[Extracted records]
────────

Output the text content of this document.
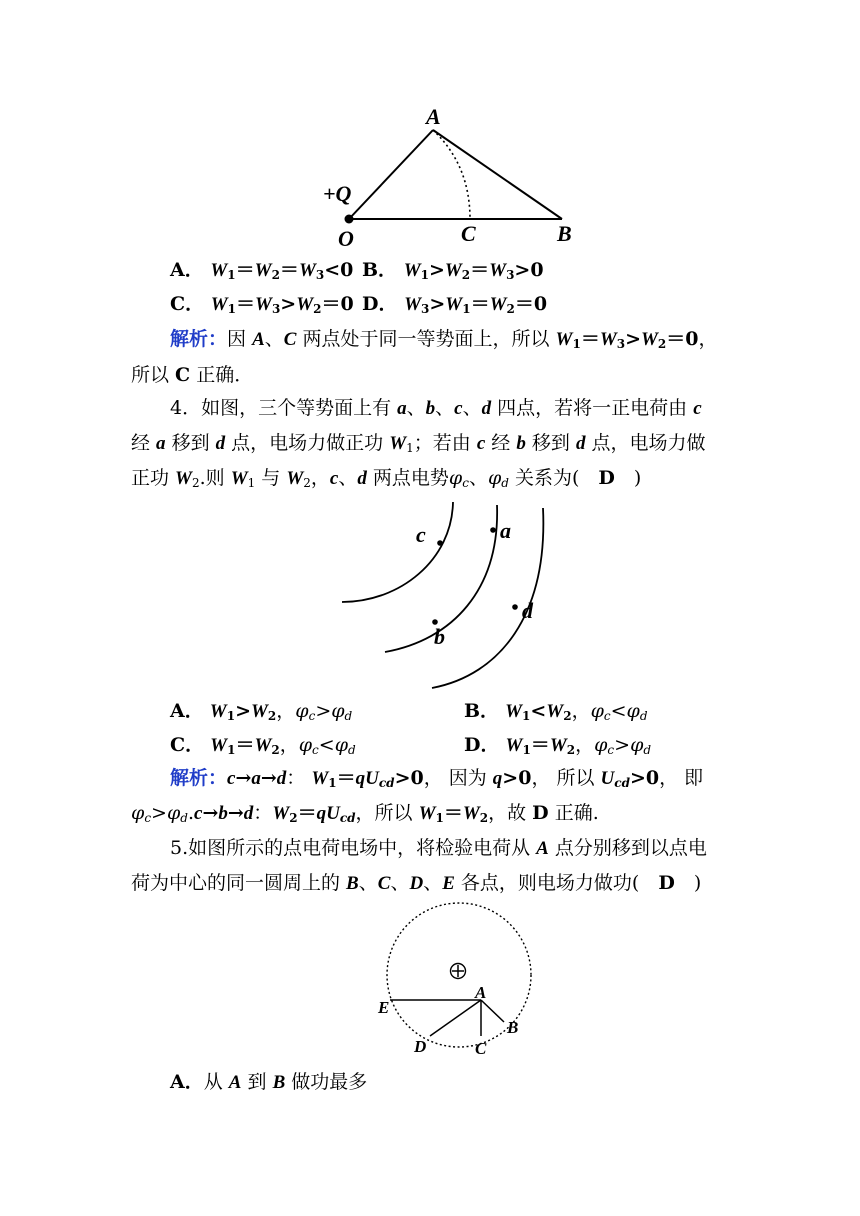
A
+Q
O	C	B
A． $W_1=W_2=W_3<0$ B． $W_1>W_2=W_3>0$
C． $W_1=W_3>W_2=0$ D． $W_3>W_1=W_2=0$
解析：因 A、C 两点处于同一等势面上，所以 $W_1=W_3>W_2=0$，
所以 C 正确．
4．如图，三个等势面上有 a、b、c、d 四点，若将一正电荷由 c
经 a 移到 d 点，电场力做正功 $W_1$；若由 c 经 b 移到 d 点，电场力做
正功 $W_2$.则 $W_1$ 与 $W_2$，c、d 两点电势$\varphi_c$、$\varphi_d$ 关系为(　D　)
c	a
d
b
A． $W_1>W_2$，$\varphi_c>\varphi_d$	B． $W_1<W_2$，$\varphi_c<\varphi_d$
C． $W_1=W_2$，$\varphi_c<\varphi_d$	D． $W_1=W_2$，$\varphi_c>\varphi_d$
解析：c→a→d： $W_1=qU_{cd}>0$， 因为 q>0， 所以 $U_{cd}>0$， 即
$\varphi_c>\varphi_d.c\to b\to d$：$W_2=qU_{cd}$，所以 $W_1=W_2$，故 D 正确.
5.如图所示的点电荷电场中，将检验电荷从 A 点分别移到以点电
荷为中心的同一圆周上的 B、C、D、E 各点，则电场力做功(　D　)
A
E
B
D	C
A．从 A 到 B 做功最多
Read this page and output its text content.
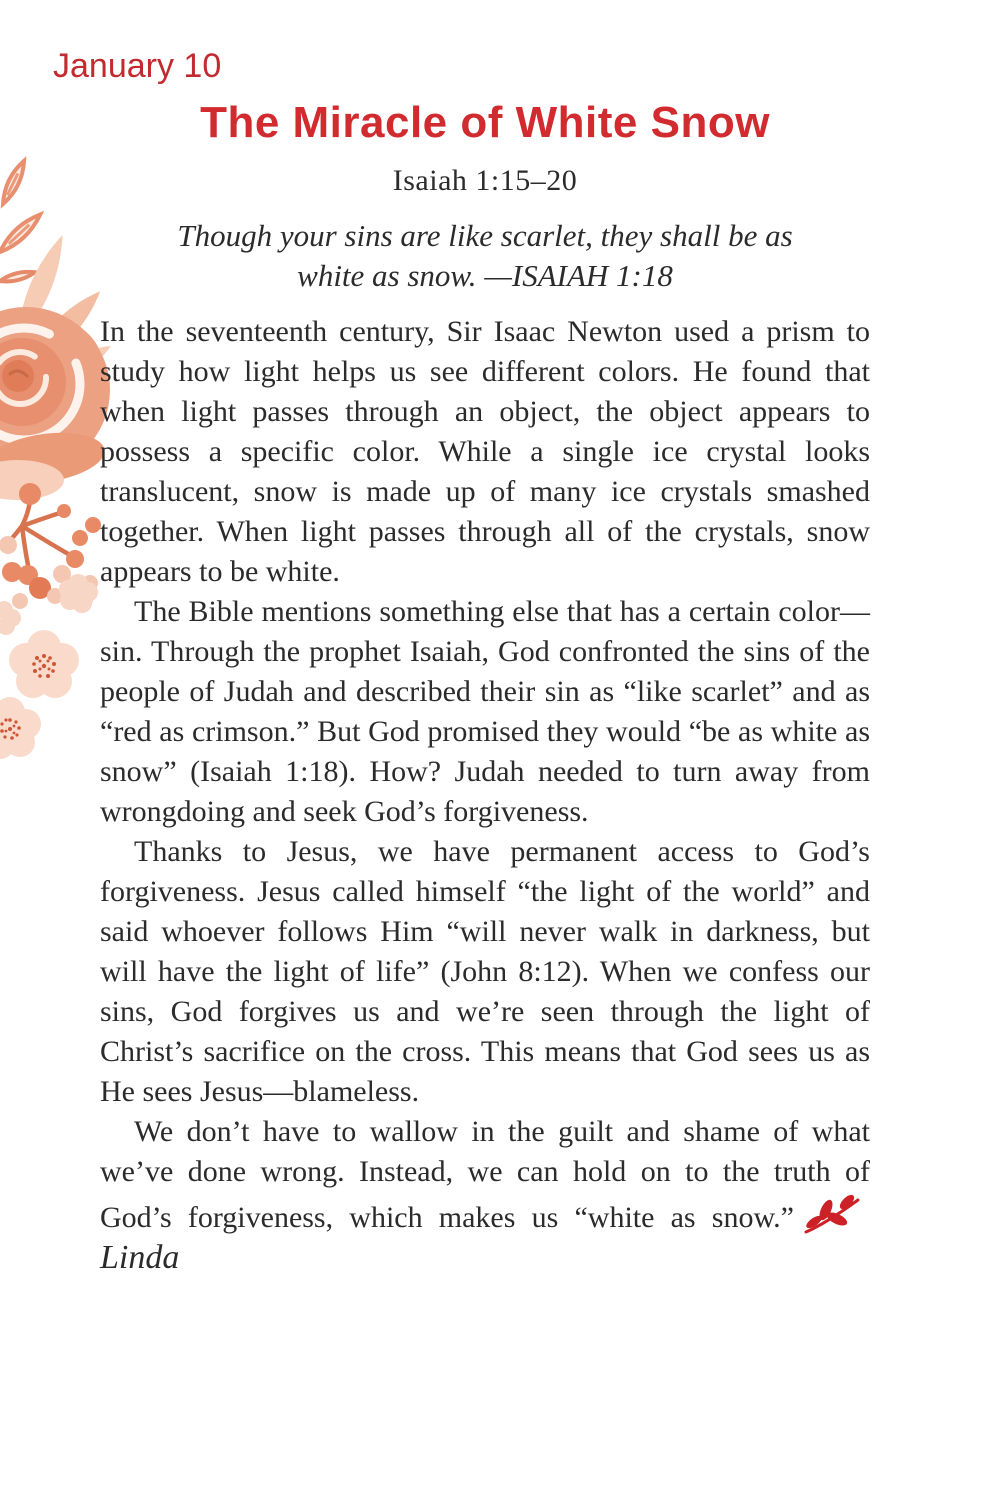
January 10
The Miracle of White Snow
Isaiah 1:15–20
Though your sins are like scarlet, they shall be as white as snow. —ISAIAH 1:18

In the seventeenth century, Sir Isaac Newton used a prism to study how light helps us see different colors. He found that when light passes through an object, the object appears to possess a specific color. While a single ice crystal looks translucent, snow is made up of many ice crystals smashed together. When light passes through all of the crystals, snow appears to be white.

The Bible mentions something else that has a certain color—sin. Through the prophet Isaiah, God confronted the sins of the people of Judah and described their sin as “like scarlet” and as “red as crimson.” But God promised they would “be as white as snow” (Isaiah 1:18). How? Judah needed to turn away from wrongdoing and seek God’s forgiveness.

Thanks to Jesus, we have permanent access to God’s forgiveness. Jesus called himself “the light of the world” and said whoever follows Him “will never walk in darkness, but will have the light of life” (John 8:12). When we confess our sins, God forgives us and we’re seen through the light of Christ’s sacrifice on the cross. This means that God sees us as He sees Jesus—blameless.

We don’t have to wallow in the guilt and shame of what we’ve done wrong. Instead, we can hold on to the truth of God’s forgiveness, which makes us “white as snow.”Linda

────────

[What needs to be done]
With pictures omitted, reproduce exactly the lines from the line containing "Read this page and output its text content." through the end of the data above.

[Completed exercise]
Read this page and output its text content.
January 10
The Miracle of White Snow
Isaiah 1:15–20
Though your sins are like scarlet, they shall be as white as snow. —ISAIAH 1:18

In the seventeenth century, Sir Isaac Newton used a prism to study how light helps us see different colors. He found that when light passes through an object, the object appears to possess a specific color. While a single ice crystal looks translucent, snow is made up of many ice crystals smashed together. When light passes through all of the crystals, snow appears to be white.

The Bible mentions something else that has a certain color—sin. Through the prophet Isaiah, God confronted the sins of the people of Judah and described their sin as “like scarlet” and as “red as crimson.” But God promised they would “be as white as snow” (Isaiah 1:18). How? Judah needed to turn away from wrongdoing and seek God’s forgiveness.

Thanks to Jesus, we have permanent access to God’s forgiveness. Jesus called himself “the light of the world” and said whoever follows Him “will never walk in darkness, but will have the light of life” (John 8:12). When we confess our sins, God forgives us and we’re seen through the light of Christ’s sacrifice on the cross. This means that God sees us as He sees Jesus—blameless.

We don’t have to wallow in the guilt and shame of what we’ve done wrong. Instead, we can hold on to the truth of God’s forgiveness, which makes us “white as snow.”Linda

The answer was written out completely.